[Task prompt] All of the lines below are to be transcribed faithfully, with pictures excluded from the copy.

[Record extracts]
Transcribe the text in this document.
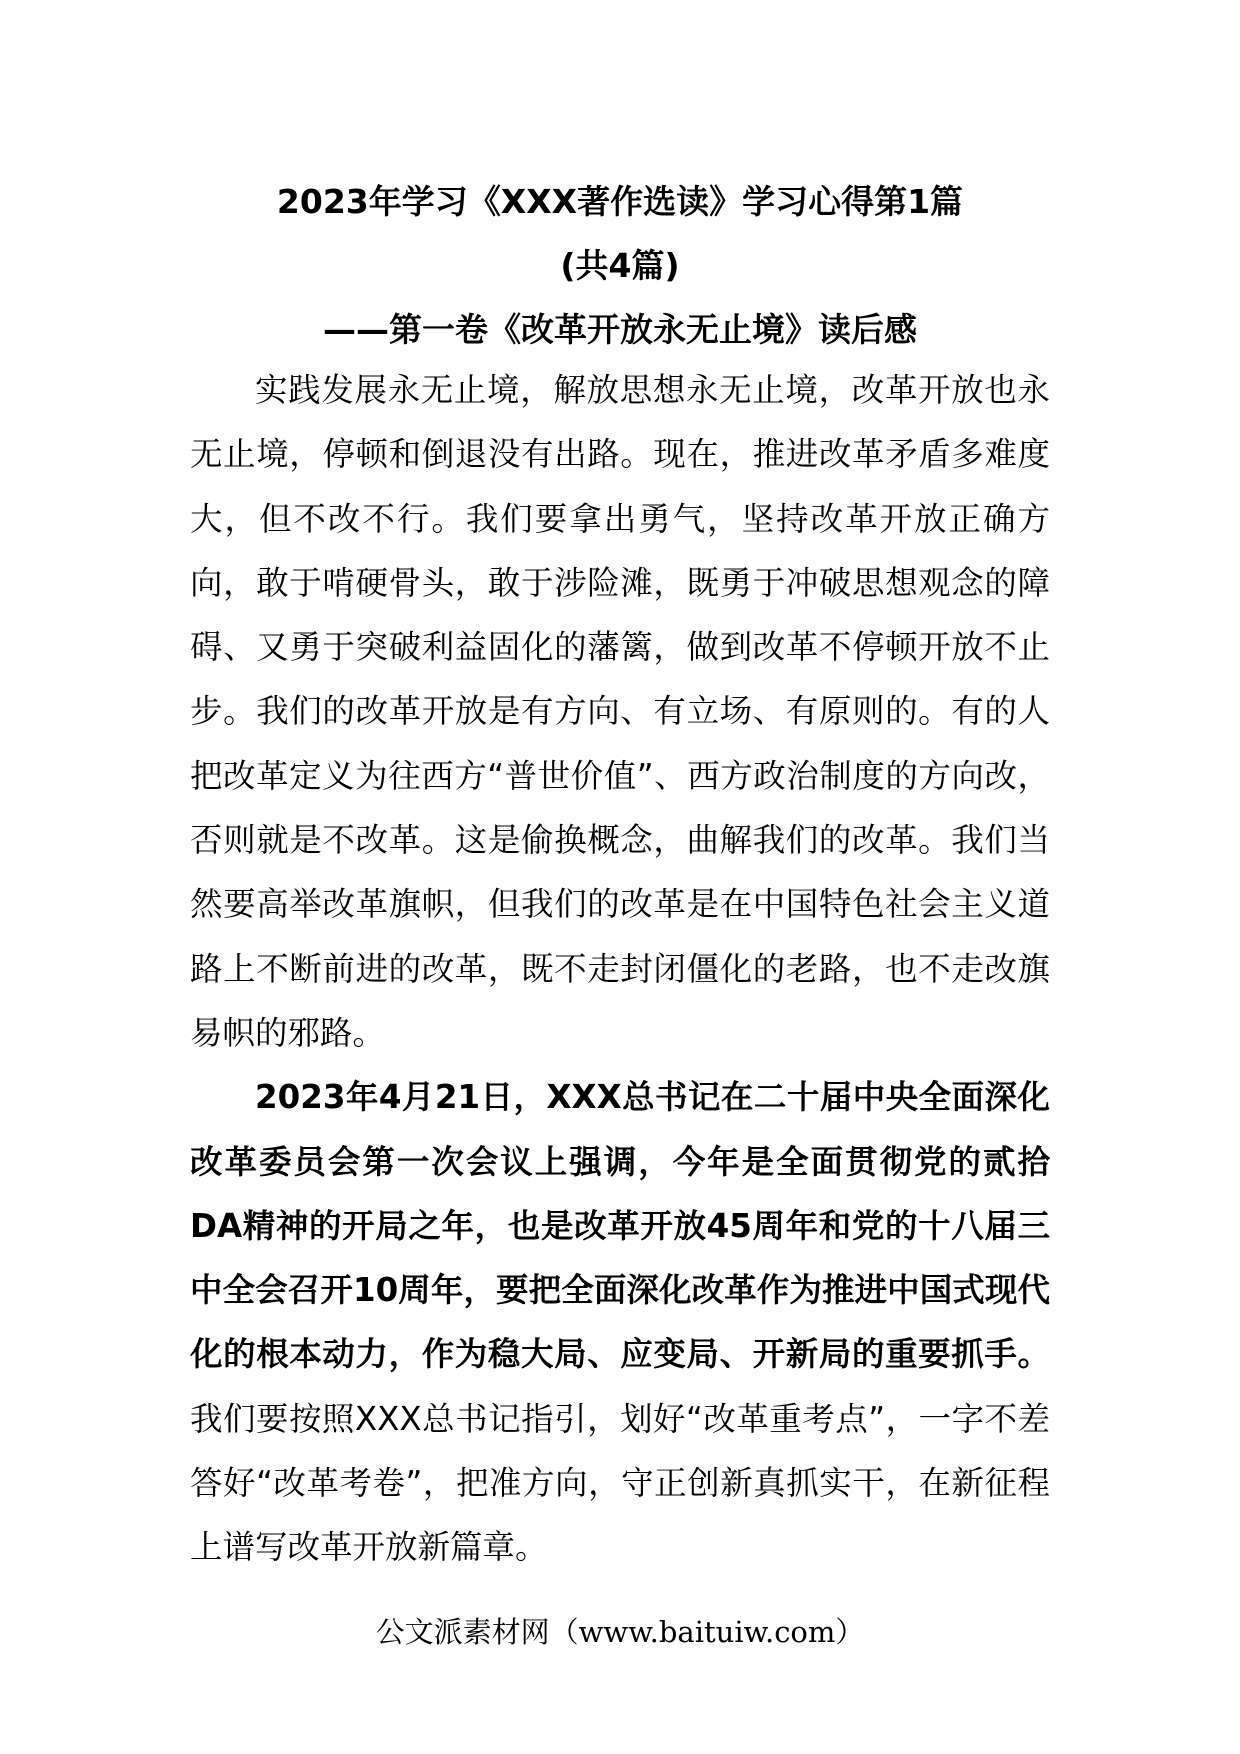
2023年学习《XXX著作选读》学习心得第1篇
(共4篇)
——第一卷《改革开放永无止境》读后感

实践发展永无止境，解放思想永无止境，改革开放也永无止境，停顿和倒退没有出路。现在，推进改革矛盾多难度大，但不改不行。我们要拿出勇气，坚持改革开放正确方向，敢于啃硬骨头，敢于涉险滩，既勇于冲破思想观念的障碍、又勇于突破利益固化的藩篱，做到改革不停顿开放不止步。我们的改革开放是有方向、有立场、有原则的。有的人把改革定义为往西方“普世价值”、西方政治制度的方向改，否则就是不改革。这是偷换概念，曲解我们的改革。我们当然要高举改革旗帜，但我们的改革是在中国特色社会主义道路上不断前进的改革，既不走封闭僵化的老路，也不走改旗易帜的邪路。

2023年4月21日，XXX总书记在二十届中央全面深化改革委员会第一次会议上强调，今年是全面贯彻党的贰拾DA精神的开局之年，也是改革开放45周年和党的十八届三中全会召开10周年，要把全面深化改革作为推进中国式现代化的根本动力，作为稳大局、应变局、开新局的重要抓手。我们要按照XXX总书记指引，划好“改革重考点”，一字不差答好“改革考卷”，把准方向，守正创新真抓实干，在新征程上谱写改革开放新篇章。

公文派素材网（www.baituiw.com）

[Solution to the problem]
Transcribe the text in this document.
2023年学习《XXX著作选读》学习心得第1篇
(共4篇)
——第一卷《改革开放永无止境》读后感

实践发展永无止境，解放思想永无止境，改革开放也永无止境，停顿和倒退没有出路。现在，推进改革矛盾多难度大，但不改不行。我们要拿出勇气，坚持改革开放正确方向，敢于啃硬骨头，敢于涉险滩，既勇于冲破思想观念的障碍、又勇于突破利益固化的藩篱，做到改革不停顿开放不止步。我们的改革开放是有方向、有立场、有原则的。有的人把改革定义为往西方“普世价值”、西方政治制度的方向改，否则就是不改革。这是偷换概念，曲解我们的改革。我们当然要高举改革旗帜，但我们的改革是在中国特色社会主义道路上不断前进的改革，既不走封闭僵化的老路，也不走改旗易帜的邪路。

2023年4月21日，XXX总书记在二十届中央全面深化改革委员会第一次会议上强调，今年是全面贯彻党的贰拾DA精神的开局之年，也是改革开放45周年和党的十八届三中全会召开10周年，要把全面深化改革作为推进中国式现代化的根本动力，作为稳大局、应变局、开新局的重要抓手。我们要按照XXX总书记指引，划好“改革重考点”，一字不差答好“改革考卷”，把准方向，守正创新真抓实干，在新征程上谱写改革开放新篇章。

公文派素材网（www.baituiw.com）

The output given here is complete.